_Given records_:
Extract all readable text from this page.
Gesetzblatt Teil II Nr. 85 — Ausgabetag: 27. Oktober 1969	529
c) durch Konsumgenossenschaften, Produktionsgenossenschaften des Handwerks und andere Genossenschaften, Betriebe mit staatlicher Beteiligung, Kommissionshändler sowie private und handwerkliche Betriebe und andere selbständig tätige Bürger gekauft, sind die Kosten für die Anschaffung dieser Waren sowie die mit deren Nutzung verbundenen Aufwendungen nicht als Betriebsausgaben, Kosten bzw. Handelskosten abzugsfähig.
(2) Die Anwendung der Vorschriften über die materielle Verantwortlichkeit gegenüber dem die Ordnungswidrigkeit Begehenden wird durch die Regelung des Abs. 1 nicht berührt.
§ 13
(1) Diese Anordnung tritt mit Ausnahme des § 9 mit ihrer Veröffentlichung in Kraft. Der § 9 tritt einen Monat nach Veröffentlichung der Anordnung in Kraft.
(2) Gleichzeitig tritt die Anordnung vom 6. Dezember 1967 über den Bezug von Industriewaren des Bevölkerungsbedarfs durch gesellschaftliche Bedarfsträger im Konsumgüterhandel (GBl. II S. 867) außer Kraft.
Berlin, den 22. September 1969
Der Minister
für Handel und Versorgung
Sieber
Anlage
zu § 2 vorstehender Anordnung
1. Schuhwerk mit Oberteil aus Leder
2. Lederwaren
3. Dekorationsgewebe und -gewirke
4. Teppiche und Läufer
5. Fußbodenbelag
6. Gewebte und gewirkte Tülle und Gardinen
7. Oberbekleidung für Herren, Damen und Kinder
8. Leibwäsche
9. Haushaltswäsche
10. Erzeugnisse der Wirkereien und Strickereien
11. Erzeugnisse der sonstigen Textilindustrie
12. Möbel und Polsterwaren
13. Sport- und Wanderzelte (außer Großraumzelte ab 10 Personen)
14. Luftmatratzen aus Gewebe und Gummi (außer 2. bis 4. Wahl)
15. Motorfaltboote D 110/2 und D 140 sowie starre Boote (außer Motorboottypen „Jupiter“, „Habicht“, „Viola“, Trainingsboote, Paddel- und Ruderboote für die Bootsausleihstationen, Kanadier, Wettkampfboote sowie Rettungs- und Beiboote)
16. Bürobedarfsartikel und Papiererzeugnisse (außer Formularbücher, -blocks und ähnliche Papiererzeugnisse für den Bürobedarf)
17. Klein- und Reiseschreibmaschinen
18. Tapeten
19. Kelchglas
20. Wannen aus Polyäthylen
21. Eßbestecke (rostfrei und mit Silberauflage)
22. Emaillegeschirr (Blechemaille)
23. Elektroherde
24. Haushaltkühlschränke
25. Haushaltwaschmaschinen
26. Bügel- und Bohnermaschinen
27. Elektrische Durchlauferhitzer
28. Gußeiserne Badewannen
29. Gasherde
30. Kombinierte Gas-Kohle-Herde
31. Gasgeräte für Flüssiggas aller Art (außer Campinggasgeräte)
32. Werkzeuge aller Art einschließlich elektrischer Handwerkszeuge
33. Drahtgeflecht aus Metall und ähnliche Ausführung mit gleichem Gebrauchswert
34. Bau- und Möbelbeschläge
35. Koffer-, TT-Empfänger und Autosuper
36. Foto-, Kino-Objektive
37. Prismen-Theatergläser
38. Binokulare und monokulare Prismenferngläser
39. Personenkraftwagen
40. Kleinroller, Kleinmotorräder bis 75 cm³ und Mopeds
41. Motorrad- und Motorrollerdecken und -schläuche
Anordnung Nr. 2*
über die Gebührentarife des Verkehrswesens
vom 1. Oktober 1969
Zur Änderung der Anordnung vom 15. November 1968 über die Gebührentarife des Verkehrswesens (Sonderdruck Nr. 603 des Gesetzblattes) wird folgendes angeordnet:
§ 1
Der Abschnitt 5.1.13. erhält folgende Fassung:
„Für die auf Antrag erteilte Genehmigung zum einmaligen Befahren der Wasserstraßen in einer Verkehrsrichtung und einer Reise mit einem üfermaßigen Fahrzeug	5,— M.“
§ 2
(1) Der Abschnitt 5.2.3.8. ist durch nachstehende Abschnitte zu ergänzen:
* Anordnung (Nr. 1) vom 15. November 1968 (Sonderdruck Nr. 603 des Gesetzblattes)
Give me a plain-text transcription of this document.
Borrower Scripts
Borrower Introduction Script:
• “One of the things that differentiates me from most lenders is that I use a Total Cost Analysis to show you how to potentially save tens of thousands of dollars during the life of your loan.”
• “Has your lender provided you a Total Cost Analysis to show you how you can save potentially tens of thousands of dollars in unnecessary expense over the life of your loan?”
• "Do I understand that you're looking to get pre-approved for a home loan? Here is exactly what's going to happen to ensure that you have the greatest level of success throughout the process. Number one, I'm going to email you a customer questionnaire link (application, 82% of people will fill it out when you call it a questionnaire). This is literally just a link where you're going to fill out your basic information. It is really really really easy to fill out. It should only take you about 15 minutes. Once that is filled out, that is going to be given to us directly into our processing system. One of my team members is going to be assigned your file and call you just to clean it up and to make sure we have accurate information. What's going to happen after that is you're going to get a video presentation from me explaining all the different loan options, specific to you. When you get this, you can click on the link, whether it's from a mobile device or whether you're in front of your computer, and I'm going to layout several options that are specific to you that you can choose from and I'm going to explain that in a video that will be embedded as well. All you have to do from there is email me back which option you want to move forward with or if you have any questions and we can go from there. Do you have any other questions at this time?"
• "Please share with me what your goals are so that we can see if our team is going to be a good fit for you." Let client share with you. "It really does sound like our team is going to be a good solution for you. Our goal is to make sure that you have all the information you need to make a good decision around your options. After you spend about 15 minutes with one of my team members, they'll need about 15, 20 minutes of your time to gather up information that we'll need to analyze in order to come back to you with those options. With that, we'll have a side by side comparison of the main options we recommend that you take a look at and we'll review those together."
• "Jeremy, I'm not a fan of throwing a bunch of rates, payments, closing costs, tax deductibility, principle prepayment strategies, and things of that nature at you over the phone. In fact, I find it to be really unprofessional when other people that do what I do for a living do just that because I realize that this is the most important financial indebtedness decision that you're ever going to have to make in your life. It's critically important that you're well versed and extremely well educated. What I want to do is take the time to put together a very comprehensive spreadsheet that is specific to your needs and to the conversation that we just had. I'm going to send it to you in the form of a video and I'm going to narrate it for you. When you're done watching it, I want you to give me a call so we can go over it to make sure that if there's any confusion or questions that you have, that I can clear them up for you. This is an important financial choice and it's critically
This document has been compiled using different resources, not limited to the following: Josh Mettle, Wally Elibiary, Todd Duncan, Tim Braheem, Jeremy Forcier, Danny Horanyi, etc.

_What the task requires_:
Reproduce the full listing exactly.

_Completed task_:
Extract all readable text from this page.
Gesetzblatt Teil II Nr. 85 — Ausgabetag: 27. Oktober 1969	529
c) durch Konsumgenossenschaften, Produktionsgenossenschaften des Handwerks und andere Genossenschaften, Betriebe mit staatlicher Beteiligung, Kommissionshändler sowie private und handwerkliche Betriebe und andere selbständig tätige Bürger gekauft, sind die Kosten für die Anschaffung dieser Waren sowie die mit deren Nutzung verbundenen Aufwendungen nicht als Betriebsausgaben, Kosten bzw. Handelskosten abzugsfähig.
(2) Die Anwendung der Vorschriften über die materielle Verantwortlichkeit gegenüber dem die Ordnungswidrigkeit Begehenden wird durch die Regelung des Abs. 1 nicht berührt.
§ 13
(1) Diese Anordnung tritt mit Ausnahme des § 9 mit ihrer Veröffentlichung in Kraft. Der § 9 tritt einen Monat nach Veröffentlichung der Anordnung in Kraft.
(2) Gleichzeitig tritt die Anordnung vom 6. Dezember 1967 über den Bezug von Industriewaren des Bevölkerungsbedarfs durch gesellschaftliche Bedarfsträger im Konsumgüterhandel (GBl. II S. 867) außer Kraft.
Berlin, den 22. September 1969
Der Minister
für Handel und Versorgung
Sieber
Anlage
zu § 2 vorstehender Anordnung
1. Schuhwerk mit Oberteil aus Leder
2. Lederwaren
3. Dekorationsgewebe und -gewirke
4. Teppiche und Läufer
5. Fußbodenbelag
6. Gewebte und gewirkte Tülle und Gardinen
7. Oberbekleidung für Herren, Damen und Kinder
8. Leibwäsche
9. Haushaltswäsche
10. Erzeugnisse der Wirkereien und Strickereien
11. Erzeugnisse der sonstigen Textilindustrie
12. Möbel und Polsterwaren
13. Sport- und Wanderzelte (außer Großraumzelte ab 10 Personen)
14. Luftmatratzen aus Gewebe und Gummi (außer 2. bis 4. Wahl)
15. Motorfaltboote D 110/2 und D 140 sowie starre Boote (außer Motorboottypen „Jupiter“, „Habicht“, „Viola“, Trainingsboote, Paddel- und Ruderboote für die Bootsausleihstationen, Kanadier, Wettkampfboote sowie Rettungs- und Beiboote)
16. Bürobedarfsartikel und Papiererzeugnisse (außer Formularbücher, -blocks und ähnliche Papiererzeugnisse für den Bürobedarf)
17. Klein- und Reiseschreibmaschinen
18. Tapeten
19. Kelchglas
20. Wannen aus Polyäthylen
21. Eßbestecke (rostfrei und mit Silberauflage)
22. Emaillegeschirr (Blechemaille)
23. Elektroherde
24. Haushaltkühlschränke
25. Haushaltwaschmaschinen
26. Bügel- und Bohnermaschinen
27. Elektrische Durchlauferhitzer
28. Gußeiserne Badewannen
29. Gasherde
30. Kombinierte Gas-Kohle-Herde
31. Gasgeräte für Flüssiggas aller Art (außer Campinggasgeräte)
32. Werkzeuge aller Art einschließlich elektrischer Handwerkszeuge
33. Drahtgeflecht aus Metall und ähnliche Ausführung mit gleichem Gebrauchswert
34. Bau- und Möbelbeschläge
35. Koffer-, TT-Empfänger und Autosuper
36. Foto-, Kino-Objektive
37. Prismen-Theatergläser
38. Binokulare und monokulare Prismenferngläser
39. Personenkraftwagen
40. Kleinroller, Kleinmotorräder bis 75 cm³ und Mopeds
41. Motorrad- und Motorrollerdecken und -schläuche
Anordnung Nr. 2*
über die Gebührentarife des Verkehrswesens
vom 1. Oktober 1969
Zur Änderung der Anordnung vom 15. November 1968 über die Gebührentarife des Verkehrswesens (Sonderdruck Nr. 603 des Gesetzblattes) wird folgendes angeordnet:
§ 1
Der Abschnitt 5.1.13. erhält folgende Fassung:
„Für die auf Antrag erteilte Genehmigung zum einmaligen Befahren der Wasserstraßen in einer Verkehrsrichtung und einer Reise mit einem üfermaßigen Fahrzeug	5,— M.“
§ 2
(1) Der Abschnitt 5.2.3.8. ist durch nachstehende Abschnitte zu ergänzen:
* Anordnung (Nr. 1) vom 15. November 1968 (Sonderdruck Nr. 603 des Gesetzblattes)
Give me a plain-text transcription of this document.
Borrower Scripts
Borrower Introduction Script:
• “One of the things that differentiates me from most lenders is that I use a Total Cost Analysis to show you how to potentially save tens of thousands of dollars during the life of your loan.”
• “Has your lender provided you a Total Cost Analysis to show you how you can save potentially tens of thousands of dollars in unnecessary expense over the life of your loan?”
• "Do I understand that you're looking to get pre-approved for a home loan? Here is exactly what's going to happen to ensure that you have the greatest level of success throughout the process. Number one, I'm going to email you a customer questionnaire link (application, 82% of people will fill it out when you call it a questionnaire). This is literally just a link where you're going to fill out your basic information. It is really really really easy to fill out. It should only take you about 15 minutes. Once that is filled out, that is going to be given to us directly into our processing system. One of my team members is going to be assigned your file and call you just to clean it up and to make sure we have accurate information. What's going to happen after that is you're going to get a video presentation from me explaining all the different loan options, specific to you. When you get this, you can click on the link, whether it's from a mobile device or whether you're in front of your computer, and I'm going to layout several options that are specific to you that you can choose from and I'm going to explain that in a video that will be embedded as well. All you have to do from there is email me back which option you want to move forward with or if you have any questions and we can go from there. Do you have any other questions at this time?"
• "Please share with me what your goals are so that we can see if our team is going to be a good fit for you." Let client share with you. "It really does sound like our team is going to be a good solution for you. Our goal is to make sure that you have all the information you need to make a good decision around your options. After you spend about 15 minutes with one of my team members, they'll need about 15, 20 minutes of your time to gather up information that we'll need to analyze in order to come back to you with those options. With that, we'll have a side by side comparison of the main options we recommend that you take a look at and we'll review those together."
• "Jeremy, I'm not a fan of throwing a bunch of rates, payments, closing costs, tax deductibility, principle prepayment strategies, and things of that nature at you over the phone. In fact, I find it to be really unprofessional when other people that do what I do for a living do just that because I realize that this is the most important financial indebtedness decision that you're ever going to have to make in your life. It's critically important that you're well versed and extremely well educated. What I want to do is take the time to put together a very comprehensive spreadsheet that is specific to your needs and to the conversation that we just had. I'm going to send it to you in the form of a video and I'm going to narrate it for you. When you're done watching it, I want you to give me a call so we can go over it to make sure that if there's any confusion or questions that you have, that I can clear them up for you. This is an important financial choice and it's critically
This document has been compiled using different resources, not limited to the following: Josh Mettle, Wally Elibiary, Todd Duncan, Tim Braheem, Jeremy Forcier, Danny Horanyi, etc.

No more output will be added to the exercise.